# TASKS TO COMPLETE:
1. In the R code for negative sentences, what contrast value is given to the Target level of condition?
2. Write what comes next in the R code for negative sentences, picking up after its final line.

# SOURCE EXCERPT:
•••

Just negative sentences:

contrasts(d.exp1.neg$condition) <- rbind(.5, -.5)
contrasts(d.exp1.neg$condition)

##        [,1]
## None    0.5
## Target -0.5

contrasts(d.exp1.neg$truth.value) <- rbind(.5, -.5)
contrasts(d.exp1.neg$truth.value)

##       [,1]
## FALSE  0.5
## TRUE  -0.5

model.exp1.neg <- lmer(rating ~ condition * truth.value +
                         (truth.value | subid) + 
                         (condition * truth.value | item), 
                       data = d.exp1.neg)

kable(summary(model.exp1.neg)$coefficients, digits = 2)

•••

# DATA:
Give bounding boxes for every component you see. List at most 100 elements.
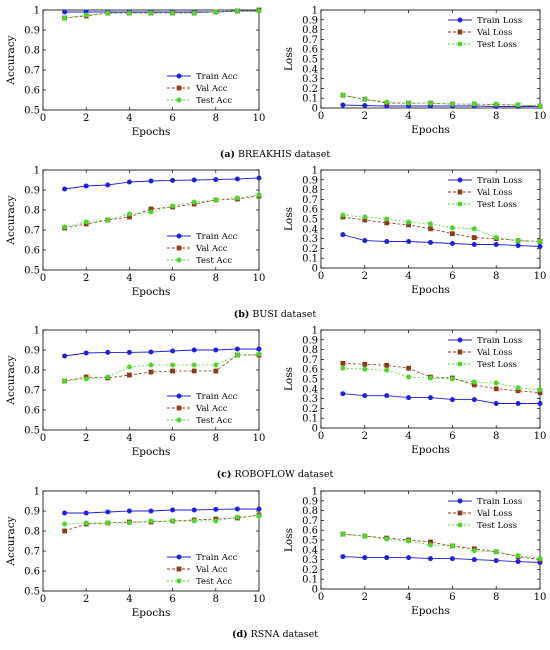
data-point <box>515 388 521 394</box>
data-point <box>148 369 154 375</box>
series-line-1 <box>342 216 541 242</box>
x-tick-label: 4 <box>405 592 411 603</box>
chart-b-accuracy: 0 2 4 6 8 10 0.5 0.6 0.7 0.8 0.9 1 Epochs Accuracy Tra… <box>5 166 265 299</box>
x-tick-label: 10 <box>253 273 266 284</box>
legend-label: Val Acc <box>195 404 228 414</box>
caption-c-text: ROBOFLOW dataset <box>234 469 334 480</box>
y-tick-label: 1 <box>34 487 40 498</box>
y-tick-label: 0.6 <box>302 205 318 216</box>
y-tick-label: 1 <box>34 166 40 177</box>
plot-frame <box>42 169 260 271</box>
data-point <box>449 101 455 107</box>
y-tick-label: 0.9 <box>302 496 318 507</box>
data-point <box>537 243 543 249</box>
y-tick-label: 0.5 <box>302 215 318 226</box>
y-tick-label: 0.5 <box>24 587 40 598</box>
x-tick-label: 0 <box>40 433 46 444</box>
x-tick-label: 4 <box>405 431 411 442</box>
x-tick-label: 0 <box>318 592 324 603</box>
data-point <box>126 520 132 526</box>
x-tick-label: 0 <box>40 594 46 605</box>
x-tick-label: 0 <box>40 113 46 124</box>
y-tick-label: 0.1 <box>302 414 318 425</box>
y-tick-label: 0.7 <box>24 66 40 77</box>
series-line-2 <box>64 10 259 19</box>
y-tick-label: 1 <box>312 326 318 337</box>
y-tick-label: 0.5 <box>24 106 40 117</box>
data-point <box>234 514 240 520</box>
data-point <box>471 226 477 232</box>
legend-marker <box>176 566 182 572</box>
y-tick-label: 1 <box>312 166 318 177</box>
y-axis-label: Loss <box>283 47 295 71</box>
data-point <box>406 239 412 245</box>
data-point <box>428 375 433 381</box>
legend-label: Train Acc <box>196 553 238 563</box>
caption-c: (c) ROBOFLOW dataset <box>0 469 550 480</box>
data-point <box>340 531 346 537</box>
data-point <box>256 513 262 519</box>
y-tick-label: 1 <box>312 487 318 498</box>
x-tick-label: 6 <box>449 271 455 282</box>
data-point <box>191 507 197 513</box>
data-point <box>62 378 68 384</box>
y-tick-label: 0.3 <box>302 74 318 85</box>
y-tick-label: 0 <box>312 264 318 275</box>
series-line-0 <box>64 177 260 190</box>
y-tick-label: 0.4 <box>302 545 318 556</box>
data-point <box>362 238 368 244</box>
x-axis-label: Epochs <box>411 605 450 617</box>
y-tick-label: 0.9 <box>24 507 40 518</box>
y-tick-label: 0.9 <box>302 335 318 346</box>
x-tick-label: 2 <box>83 113 89 124</box>
y-tick-label: 0.2 <box>302 244 318 255</box>
y-tick-label: 0.7 <box>302 195 318 206</box>
y-tick-label: 0.8 <box>302 185 318 196</box>
legend-marker <box>176 257 182 263</box>
x-axis-label: Epochs <box>132 286 171 298</box>
data-point <box>515 242 521 248</box>
y-tick-label: 1 <box>34 326 40 337</box>
data-point <box>450 231 455 237</box>
data-point <box>170 368 175 374</box>
y-axis-label: Loss <box>283 367 295 391</box>
legend-label: Train Loss <box>477 336 522 346</box>
data-point <box>213 362 219 368</box>
data-point <box>362 217 368 223</box>
data-point <box>213 177 219 183</box>
data-point <box>234 195 240 201</box>
data-point <box>126 364 132 370</box>
legend-label: Test Acc <box>196 256 232 266</box>
data-point <box>234 176 240 182</box>
legend-marker <box>457 201 463 207</box>
data-point <box>493 401 499 406</box>
data-point <box>340 212 346 218</box>
x-tick-label: 2 <box>362 431 368 442</box>
data-point <box>340 391 346 397</box>
data-point <box>62 9 68 15</box>
data-point <box>191 177 197 183</box>
data-point <box>428 395 433 401</box>
caption-d: (d) RSNA dataset <box>0 629 550 640</box>
legend-marker <box>457 17 463 23</box>
legend-label: Val Loss <box>476 348 512 358</box>
y-tick-label: 0.7 <box>302 35 318 46</box>
legend-label: Train Loss <box>477 16 522 26</box>
data-point <box>126 349 132 355</box>
x-axis-label: Epochs <box>132 607 171 619</box>
data-point <box>362 533 368 539</box>
x-tick-label: 8 <box>493 592 499 603</box>
legend-label: Train Acc <box>196 72 238 82</box>
legend-label: Test Acc <box>196 416 232 426</box>
data-point <box>148 178 154 184</box>
y-axis-label: Loss <box>283 528 295 552</box>
x-tick-label: 4 <box>126 433 132 444</box>
y-tick-label: 0.6 <box>24 86 40 97</box>
x-tick-label: 6 <box>449 431 455 442</box>
data-point <box>428 226 433 232</box>
data-point <box>256 346 262 352</box>
data-point <box>515 238 521 244</box>
data-point <box>406 100 412 106</box>
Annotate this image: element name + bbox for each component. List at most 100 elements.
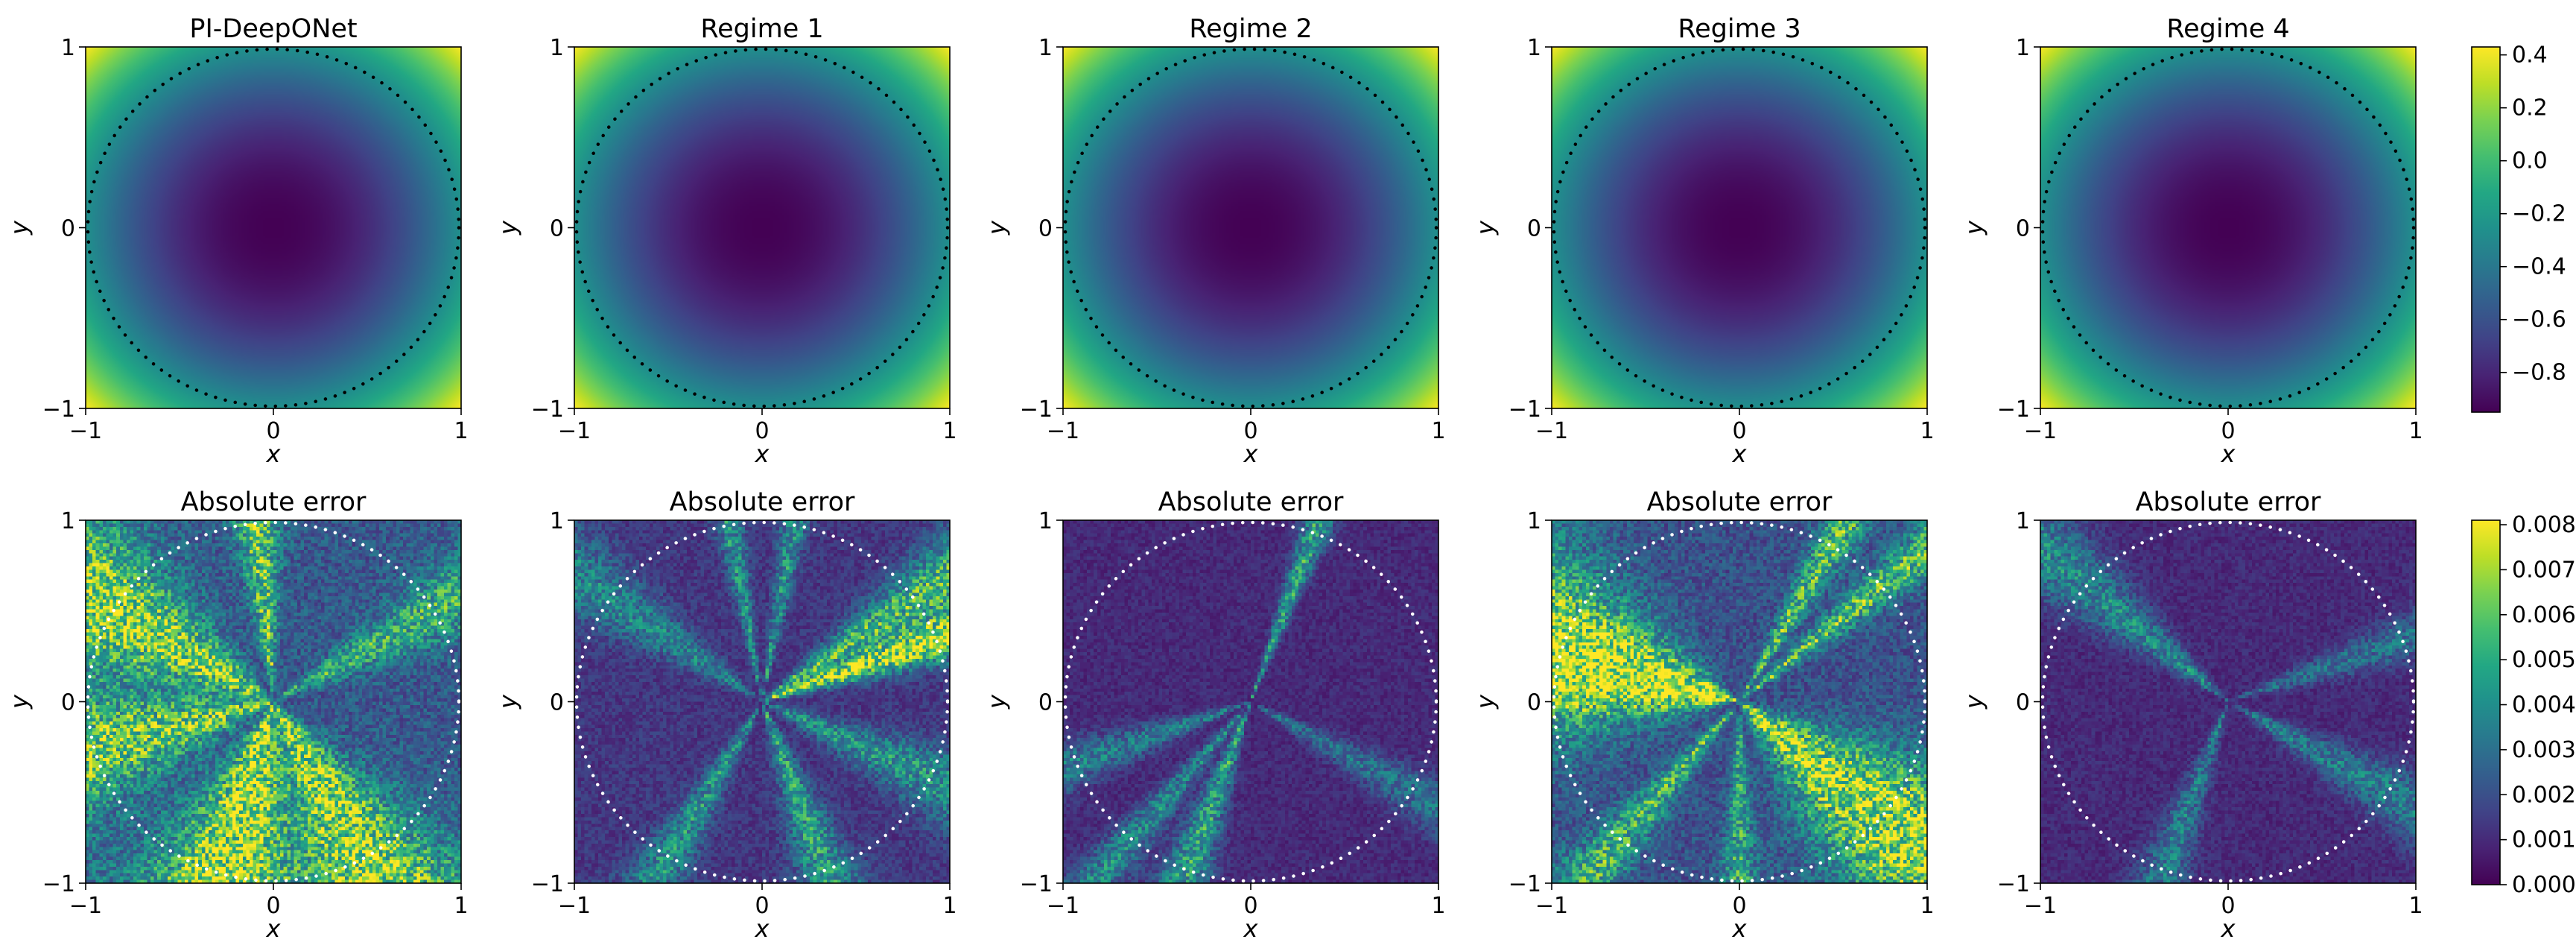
x-tick-label: −1 bbox=[1535, 893, 1568, 919]
y-axis-label: y bbox=[1960, 220, 1988, 236]
y-tick-label: 0 bbox=[1038, 216, 1053, 242]
y-tick-label: 0 bbox=[1527, 690, 1541, 716]
colorbar-gradient bbox=[2472, 47, 2500, 412]
colorbar-gradient bbox=[2472, 520, 2500, 885]
x-tick-label: 1 bbox=[942, 893, 957, 919]
panel-error-3: Absolute error −1 0 1 1 0 −1 x y bbox=[983, 487, 1446, 943]
unit-circle-overlay bbox=[86, 520, 461, 883]
y-tick-label: −1 bbox=[42, 871, 75, 897]
x-tick-label: 0 bbox=[1243, 418, 1257, 444]
x-tick-label: −1 bbox=[69, 893, 102, 919]
unit-circle-overlay bbox=[86, 47, 461, 408]
y-tick-label: −1 bbox=[42, 396, 75, 423]
colorbar-tick-label: 0.2 bbox=[2512, 95, 2548, 121]
y-tick-label: 0 bbox=[1038, 690, 1053, 716]
y-tick-label: 1 bbox=[61, 508, 75, 534]
y-tick-label: −1 bbox=[1509, 871, 1541, 897]
colorbar-solution: 0.4 0.2 0.0 −0.2 −0.4 −0.6 −0.8 bbox=[2471, 42, 2566, 413]
y-axis-label: y bbox=[5, 694, 34, 710]
y-tick-label: 1 bbox=[1527, 508, 1541, 534]
y-tick-label: 0 bbox=[1527, 216, 1541, 242]
x-axis-label: x bbox=[266, 914, 282, 943]
y-tick-label: −1 bbox=[1020, 871, 1053, 897]
colorbar-tick-label: 0.4 bbox=[2512, 42, 2548, 69]
y-tick-label: 0 bbox=[61, 216, 75, 242]
y-axis-label: y bbox=[983, 220, 1011, 236]
x-tick-label: 1 bbox=[454, 893, 468, 919]
colorbar-tick-label: 0.001 bbox=[2512, 827, 2576, 853]
panel-error-1: Absolute error −1 0 1 1 0 −1 x y bbox=[5, 487, 469, 943]
colorbar-tick-label: 0.003 bbox=[2512, 737, 2576, 763]
heatmap-image bbox=[1552, 520, 1927, 883]
colorbar-tick-label: −0.4 bbox=[2512, 254, 2566, 280]
colorbar-tick-label: −0.6 bbox=[2512, 307, 2566, 333]
unit-circle-overlay bbox=[1552, 520, 1927, 883]
unit-circle-overlay bbox=[1552, 47, 1927, 408]
panel-title: Regime 2 bbox=[1189, 14, 1312, 44]
x-tick-label: −1 bbox=[1047, 893, 1079, 919]
x-tick-label: −1 bbox=[2024, 893, 2057, 919]
x-tick-label: 0 bbox=[755, 893, 769, 919]
y-axis-label: y bbox=[1471, 694, 1500, 710]
panel-error-2: Absolute error −1 0 1 1 0 −1 x y bbox=[494, 487, 957, 943]
unit-circle-overlay bbox=[574, 520, 950, 883]
unit-circle-overlay bbox=[2040, 47, 2416, 408]
x-tick-label: 1 bbox=[2408, 418, 2423, 444]
x-axis-label: x bbox=[2221, 914, 2236, 943]
x-tick-label: 0 bbox=[266, 418, 280, 444]
y-tick-label: 1 bbox=[2016, 35, 2030, 61]
y-tick-label: −1 bbox=[1020, 396, 1053, 423]
panel-title: Absolute error bbox=[1158, 487, 1344, 517]
x-tick-label: 0 bbox=[1732, 418, 1746, 444]
x-tick-label: −1 bbox=[2024, 418, 2057, 444]
x-tick-label: 0 bbox=[266, 893, 280, 919]
x-tick-label: 0 bbox=[1732, 893, 1746, 919]
x-tick-label: 1 bbox=[942, 418, 957, 444]
panel-title: Regime 1 bbox=[700, 14, 823, 44]
panel-title: Absolute error bbox=[2136, 487, 2321, 517]
unit-circle-overlay bbox=[2040, 520, 2416, 883]
x-tick-label: −1 bbox=[558, 893, 591, 919]
colorbar-tick-label: 0.004 bbox=[2512, 692, 2576, 718]
y-tick-label: 1 bbox=[1527, 35, 1541, 61]
colorbar-tick-label: 0.006 bbox=[2512, 602, 2576, 628]
y-tick-label: 1 bbox=[550, 35, 564, 61]
colorbar-error: 0.008 0.007 0.006 0.005 0.004 0.003 0.002 0.001… bbox=[2471, 512, 2576, 898]
y-tick-label: 1 bbox=[550, 508, 564, 534]
colorbar-tick-label: 0.002 bbox=[2512, 782, 2576, 808]
y-axis-label: y bbox=[983, 694, 1011, 710]
y-tick-label: 0 bbox=[2016, 216, 2030, 242]
y-tick-label: 1 bbox=[1038, 508, 1053, 534]
x-axis-label: x bbox=[2221, 440, 2236, 468]
panel-solution-2: Regime 1 −1 0 1 1 0 −1 x y bbox=[494, 14, 957, 468]
colorbar-tick-label: −0.8 bbox=[2512, 360, 2566, 386]
panel-solution-4: Regime 3 −1 0 1 1 0 −1 x y bbox=[1471, 14, 1935, 468]
x-tick-label: 1 bbox=[2408, 893, 2423, 919]
heatmap-image bbox=[86, 520, 461, 883]
y-axis-label: y bbox=[494, 220, 522, 236]
heatmap-image bbox=[2040, 520, 2416, 883]
x-tick-label: −1 bbox=[558, 418, 591, 444]
panel-title: Regime 4 bbox=[2166, 14, 2289, 44]
heatmap-image bbox=[86, 47, 461, 408]
panel-error-5: Absolute error −1 0 1 1 0 −1 x y bbox=[1960, 487, 2423, 943]
x-tick-label: 0 bbox=[1243, 893, 1257, 919]
panel-solution-1: PI-DeepONet −1 0 1 1 0 −1 x y bbox=[5, 14, 469, 468]
colorbar-tick-label: 0.000 bbox=[2512, 872, 2576, 898]
x-tick-label: 1 bbox=[1431, 893, 1445, 919]
y-tick-label: −1 bbox=[1997, 396, 2030, 423]
panel-title: Absolute error bbox=[670, 487, 855, 517]
x-axis-label: x bbox=[1243, 914, 1259, 943]
y-axis-label: y bbox=[1960, 694, 1988, 710]
y-tick-label: 0 bbox=[550, 216, 564, 242]
y-tick-label: 0 bbox=[550, 690, 564, 716]
x-tick-label: 0 bbox=[755, 418, 769, 444]
x-tick-label: 0 bbox=[2221, 418, 2235, 444]
panel-solution-5: Regime 4 −1 0 1 1 0 −1 x y bbox=[1960, 14, 2423, 468]
colorbar-tick-label: 0.005 bbox=[2512, 647, 2576, 673]
unit-circle-overlay bbox=[574, 47, 950, 408]
y-axis-label: y bbox=[5, 220, 34, 236]
heatmap-image bbox=[1063, 47, 1438, 408]
y-tick-label: 0 bbox=[61, 690, 75, 716]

•••

# ANSWERS FOR THE TASKS:
1. -0.5

2.
	Estimate	Std. Error	t value
(Intercept)	3.46	0.08	44.45
condition1	-0.46	0.16	-2.89
truth.value1	-3.49	0.21	-16.70
condition1:truth.value1	0.86	0.41	2.09

Just true negative sentences (Table 1 in paper):

contrasts(d.exp1.trueneg$condition) <- rbind(.5, -.5)
contrasts(d.exp1.trueneg$condition)

##        [,1]
## None    0.5
## Target -0.5

contrasts(d.exp1.trueneg$neg.concept) <- rbind(.5, -.5)
contrasts(d.exp1.trueneg$neg.concept)

##              [,1]
## Alternative   0.5
## Nonexistence -0.5

d.exp1.trueneg$neg.syntax <- factor(d.exp1.trueneg$neg.syntax)
contrasts(d.exp1.trueneg$neg.syntax) <- rbind(.5, -.5)
contrasts(d.exp1.trueneg$neg.syntax)

##                [,1]
## has no X        0.5
## doesn't have X -0.5

model.exp1.trueneg <- lmer(rating ~ condition * neg.concept * neg.syntax +
                             (neg.concept * neg.syntax | subid) + 
                             (neg.concept * neg.syntax | item), 
                           data = d.exp1.trueneg)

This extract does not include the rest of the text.